Problem requirements
From the DPDK patch discussion header below, list every email address in the Cc field.

Page
"""
DPDK patches and discussions
 help / color / mirror / Atom feed
From: David Marchand <david.marchand@redhat.com>
To: Gregory Etelson <getelson@nvidia.com>, rasland@nvidia.com
Cc: dev@dpdk.org, Matan Azrad <matan@nvidia.com>,
	 Viacheslav Ovsiienko <viacheslavo@nvidia.com>,
	Thomas Monjalon <thomas@monjalon.net>
Subject: Re: [PATCH 1/2] common/mlx5: update log format after devx_general_cmd error
Date: Tue, 8 Nov 2022 13:46:59 +0100	[thread overview]
Message-ID: <CAJFAV8w6yDW1wXRsiwbV6c9cnSpT2npYVdPyhUg=oRfsO5o8nQ@mail.gmail.com> (raw)
"""
[Stored data entries]
"""
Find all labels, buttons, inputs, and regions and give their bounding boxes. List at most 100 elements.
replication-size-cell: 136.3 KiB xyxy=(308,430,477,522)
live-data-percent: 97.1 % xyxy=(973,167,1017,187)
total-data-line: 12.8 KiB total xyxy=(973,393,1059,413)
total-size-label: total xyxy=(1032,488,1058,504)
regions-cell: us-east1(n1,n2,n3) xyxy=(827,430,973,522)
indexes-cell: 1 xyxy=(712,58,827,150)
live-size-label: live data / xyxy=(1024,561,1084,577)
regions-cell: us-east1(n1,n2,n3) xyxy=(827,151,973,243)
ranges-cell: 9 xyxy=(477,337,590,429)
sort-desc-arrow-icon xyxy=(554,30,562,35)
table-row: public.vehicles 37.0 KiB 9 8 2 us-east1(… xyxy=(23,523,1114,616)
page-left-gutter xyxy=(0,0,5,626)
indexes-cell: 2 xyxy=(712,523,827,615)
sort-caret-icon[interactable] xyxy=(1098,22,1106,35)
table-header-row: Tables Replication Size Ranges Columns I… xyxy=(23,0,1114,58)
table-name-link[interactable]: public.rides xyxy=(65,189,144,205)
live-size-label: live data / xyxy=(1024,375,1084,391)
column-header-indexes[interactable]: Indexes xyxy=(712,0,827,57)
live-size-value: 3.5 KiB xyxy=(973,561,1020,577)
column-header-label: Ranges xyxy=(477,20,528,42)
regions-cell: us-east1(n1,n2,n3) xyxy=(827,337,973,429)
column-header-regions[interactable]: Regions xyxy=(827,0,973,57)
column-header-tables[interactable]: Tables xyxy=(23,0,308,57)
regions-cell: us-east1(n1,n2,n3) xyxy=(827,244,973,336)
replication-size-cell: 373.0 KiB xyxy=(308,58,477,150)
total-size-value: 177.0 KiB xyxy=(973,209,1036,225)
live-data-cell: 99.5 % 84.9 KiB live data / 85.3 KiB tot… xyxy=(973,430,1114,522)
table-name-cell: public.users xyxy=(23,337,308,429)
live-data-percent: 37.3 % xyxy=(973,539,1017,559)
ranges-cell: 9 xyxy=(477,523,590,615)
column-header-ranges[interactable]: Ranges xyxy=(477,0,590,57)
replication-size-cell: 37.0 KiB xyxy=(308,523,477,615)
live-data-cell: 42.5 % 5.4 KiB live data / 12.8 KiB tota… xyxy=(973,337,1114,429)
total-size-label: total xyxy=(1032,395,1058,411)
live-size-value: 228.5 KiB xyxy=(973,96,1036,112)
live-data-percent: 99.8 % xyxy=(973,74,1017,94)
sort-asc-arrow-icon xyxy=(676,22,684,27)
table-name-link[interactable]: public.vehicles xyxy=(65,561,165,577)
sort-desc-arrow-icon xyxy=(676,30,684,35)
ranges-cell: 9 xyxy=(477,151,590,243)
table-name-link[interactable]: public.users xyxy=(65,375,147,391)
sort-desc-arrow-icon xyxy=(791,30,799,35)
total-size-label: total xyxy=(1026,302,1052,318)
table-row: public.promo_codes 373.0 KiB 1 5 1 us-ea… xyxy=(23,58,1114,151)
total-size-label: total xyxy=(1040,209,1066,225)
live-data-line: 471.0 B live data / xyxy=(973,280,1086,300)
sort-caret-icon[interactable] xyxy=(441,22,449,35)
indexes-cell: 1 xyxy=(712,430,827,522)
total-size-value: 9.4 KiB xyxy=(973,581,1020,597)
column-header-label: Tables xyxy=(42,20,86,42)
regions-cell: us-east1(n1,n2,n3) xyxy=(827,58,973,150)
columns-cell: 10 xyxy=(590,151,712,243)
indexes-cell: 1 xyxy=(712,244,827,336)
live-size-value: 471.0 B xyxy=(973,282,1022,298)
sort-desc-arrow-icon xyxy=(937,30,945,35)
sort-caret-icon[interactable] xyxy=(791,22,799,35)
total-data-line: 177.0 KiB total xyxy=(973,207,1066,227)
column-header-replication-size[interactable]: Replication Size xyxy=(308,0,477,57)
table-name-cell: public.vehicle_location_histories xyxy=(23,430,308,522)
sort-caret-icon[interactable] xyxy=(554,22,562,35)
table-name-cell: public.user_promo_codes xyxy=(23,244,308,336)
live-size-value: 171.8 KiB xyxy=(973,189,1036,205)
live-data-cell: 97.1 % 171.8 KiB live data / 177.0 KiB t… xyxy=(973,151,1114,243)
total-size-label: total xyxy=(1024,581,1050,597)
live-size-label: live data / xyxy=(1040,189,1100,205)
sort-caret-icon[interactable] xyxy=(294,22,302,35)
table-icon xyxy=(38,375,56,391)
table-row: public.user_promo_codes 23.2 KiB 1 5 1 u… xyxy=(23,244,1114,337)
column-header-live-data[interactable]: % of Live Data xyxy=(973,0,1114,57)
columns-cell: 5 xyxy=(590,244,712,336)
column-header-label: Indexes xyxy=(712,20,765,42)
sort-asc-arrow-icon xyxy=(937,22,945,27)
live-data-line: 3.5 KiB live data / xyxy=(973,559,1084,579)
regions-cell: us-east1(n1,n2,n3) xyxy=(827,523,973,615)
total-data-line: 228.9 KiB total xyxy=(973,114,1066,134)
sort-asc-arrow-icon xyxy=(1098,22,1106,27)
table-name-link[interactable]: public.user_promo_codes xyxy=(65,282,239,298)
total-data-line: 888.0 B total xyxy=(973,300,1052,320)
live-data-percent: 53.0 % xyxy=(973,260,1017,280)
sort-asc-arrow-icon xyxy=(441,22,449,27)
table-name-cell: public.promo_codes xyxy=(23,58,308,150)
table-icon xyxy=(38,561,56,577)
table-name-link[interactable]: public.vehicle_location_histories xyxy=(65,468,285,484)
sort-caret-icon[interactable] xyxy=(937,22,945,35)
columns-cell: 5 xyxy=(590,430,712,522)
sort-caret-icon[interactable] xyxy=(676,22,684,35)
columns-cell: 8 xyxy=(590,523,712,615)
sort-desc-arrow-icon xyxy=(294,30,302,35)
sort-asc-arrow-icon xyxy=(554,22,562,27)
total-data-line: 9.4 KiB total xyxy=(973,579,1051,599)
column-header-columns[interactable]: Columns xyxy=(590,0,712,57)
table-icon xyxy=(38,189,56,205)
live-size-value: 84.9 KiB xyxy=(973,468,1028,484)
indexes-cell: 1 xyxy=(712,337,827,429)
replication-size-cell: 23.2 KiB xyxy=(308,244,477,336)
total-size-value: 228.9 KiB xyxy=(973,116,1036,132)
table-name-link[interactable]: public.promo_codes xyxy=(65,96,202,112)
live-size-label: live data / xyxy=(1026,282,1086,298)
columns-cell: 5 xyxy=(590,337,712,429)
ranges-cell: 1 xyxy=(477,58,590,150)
"""
Completed task
dev@dpdk.org
matan@nvidia.com
viacheslavo@nvidia.com
thomas@monjalon.net